When I was six years old, I happened to notice a small pink book on the lower shelf of one of the family's bookshelves. I don't remember the title, and I don't recall what made me pull it off the shelf and thumb through its pages (a child's curiosity, I suppose), but in any event it proved to be my first introduction to biology. Paging through that book, I learned about the earliest stages of human embryonic and fetal development, which I found fascinating and which held particular relevance for me at the time because my mother was then pregnant.

Other influences also shaped my ultimate choice of careers. For example, my father, an experimental physicist, inspired me to question everything and to bring experience and knowledge to bear on the solution of problems. I was also inspired by the science courses that I took in school---by dissecting frogs and researching my first "real" science paper (which, incidentally, happened to be about the jet stream) in middle school, by my high school biology teacher, Mr. Holzer, who kept a rather impressive menagerie of animals in his classroom, and by professors in college, Dr. Warren Walker, who made comparative anatomy come alive, and Dr. George Scott, who made sense of physiology. When I reached graduate school, I was drawn to the molecular biology of chromosomes and early development---that is, chromatin regulation and DNA replication during those exceptional stages of the life cycle when the developing embryo kicks off parental control of the genome and sets up its own regulatory patterns, which perhaps suggests that lessons contained in the little pink volume never left me.
-=-=-
- **Action item A**
Write out the passage on choosing biology word for word, beginning at the words "When I was six" and stopping after "was then pregnant.".
- **Action item B**
Which teachers and professors does the passage on choosing biology mention by name?
None of the entries are needed for this work.

- **Dataset excerpts**
-=-=-
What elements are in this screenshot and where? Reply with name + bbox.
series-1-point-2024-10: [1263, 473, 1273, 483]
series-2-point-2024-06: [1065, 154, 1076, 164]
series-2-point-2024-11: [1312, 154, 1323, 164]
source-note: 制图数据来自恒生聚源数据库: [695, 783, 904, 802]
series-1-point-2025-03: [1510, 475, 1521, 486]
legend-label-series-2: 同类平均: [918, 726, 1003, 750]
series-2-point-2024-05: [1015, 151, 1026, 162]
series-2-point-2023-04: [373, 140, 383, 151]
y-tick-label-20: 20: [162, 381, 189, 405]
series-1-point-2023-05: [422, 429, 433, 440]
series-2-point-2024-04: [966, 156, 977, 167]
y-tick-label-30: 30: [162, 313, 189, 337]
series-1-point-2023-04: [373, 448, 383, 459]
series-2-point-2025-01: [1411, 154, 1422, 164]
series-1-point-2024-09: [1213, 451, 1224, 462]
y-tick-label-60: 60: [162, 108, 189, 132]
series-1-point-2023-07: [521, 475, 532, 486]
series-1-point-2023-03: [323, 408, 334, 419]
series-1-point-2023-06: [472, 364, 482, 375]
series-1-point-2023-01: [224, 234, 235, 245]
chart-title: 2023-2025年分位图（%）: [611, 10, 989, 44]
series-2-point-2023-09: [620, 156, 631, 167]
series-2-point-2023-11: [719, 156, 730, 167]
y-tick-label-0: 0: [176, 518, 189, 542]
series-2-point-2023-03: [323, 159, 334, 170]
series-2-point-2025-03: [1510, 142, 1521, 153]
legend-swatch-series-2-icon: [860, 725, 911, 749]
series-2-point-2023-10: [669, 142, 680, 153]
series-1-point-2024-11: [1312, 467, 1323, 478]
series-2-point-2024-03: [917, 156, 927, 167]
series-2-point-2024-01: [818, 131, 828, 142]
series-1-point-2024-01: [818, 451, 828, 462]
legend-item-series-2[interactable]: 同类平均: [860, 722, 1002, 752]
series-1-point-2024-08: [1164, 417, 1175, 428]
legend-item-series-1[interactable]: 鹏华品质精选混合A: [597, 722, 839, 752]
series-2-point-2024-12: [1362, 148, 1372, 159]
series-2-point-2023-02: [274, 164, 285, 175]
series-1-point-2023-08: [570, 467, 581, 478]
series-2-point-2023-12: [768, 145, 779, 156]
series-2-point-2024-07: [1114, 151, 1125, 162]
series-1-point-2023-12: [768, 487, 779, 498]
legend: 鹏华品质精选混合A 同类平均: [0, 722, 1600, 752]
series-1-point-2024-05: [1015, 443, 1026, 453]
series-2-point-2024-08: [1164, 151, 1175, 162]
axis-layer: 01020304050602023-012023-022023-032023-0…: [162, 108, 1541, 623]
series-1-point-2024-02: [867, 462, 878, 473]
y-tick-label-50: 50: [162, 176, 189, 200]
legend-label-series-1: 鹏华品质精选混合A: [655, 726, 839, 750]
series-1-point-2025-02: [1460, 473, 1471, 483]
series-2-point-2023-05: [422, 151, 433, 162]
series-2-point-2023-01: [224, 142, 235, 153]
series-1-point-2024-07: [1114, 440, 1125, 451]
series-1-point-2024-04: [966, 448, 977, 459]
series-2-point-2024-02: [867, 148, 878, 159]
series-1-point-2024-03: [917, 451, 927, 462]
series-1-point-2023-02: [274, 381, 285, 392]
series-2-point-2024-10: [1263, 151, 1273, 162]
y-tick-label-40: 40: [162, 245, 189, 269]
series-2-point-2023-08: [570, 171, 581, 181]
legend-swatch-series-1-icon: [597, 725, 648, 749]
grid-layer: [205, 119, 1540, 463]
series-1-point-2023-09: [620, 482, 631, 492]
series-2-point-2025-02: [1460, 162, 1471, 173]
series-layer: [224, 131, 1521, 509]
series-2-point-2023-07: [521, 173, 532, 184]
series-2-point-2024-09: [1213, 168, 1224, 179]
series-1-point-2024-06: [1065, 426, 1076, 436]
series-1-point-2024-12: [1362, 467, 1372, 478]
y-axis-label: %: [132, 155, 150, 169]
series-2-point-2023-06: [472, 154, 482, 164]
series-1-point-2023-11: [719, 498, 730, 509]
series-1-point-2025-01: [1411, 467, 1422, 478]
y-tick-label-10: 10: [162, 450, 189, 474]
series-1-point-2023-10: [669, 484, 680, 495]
-=-=-
- **Exercise answer A**
When I was six years old, I happened to notice a small pink book on the lower shelf of one of the family's bookshelves. I don't remember the title, and I don't recall what made me pull it off the shelf and thumb through its pages (a child's curiosity, I suppose), but in any event it proved to be my first introduction to biology. Paging through that book, I learned about the earliest stages of human embryonic and fetal development, which I found fascinating and which held particular relevance for me at the time because my mother was then pregnant.

- **Exercise answer B**
Mr. Holzer, Dr. Warren Walker, Dr. George Scott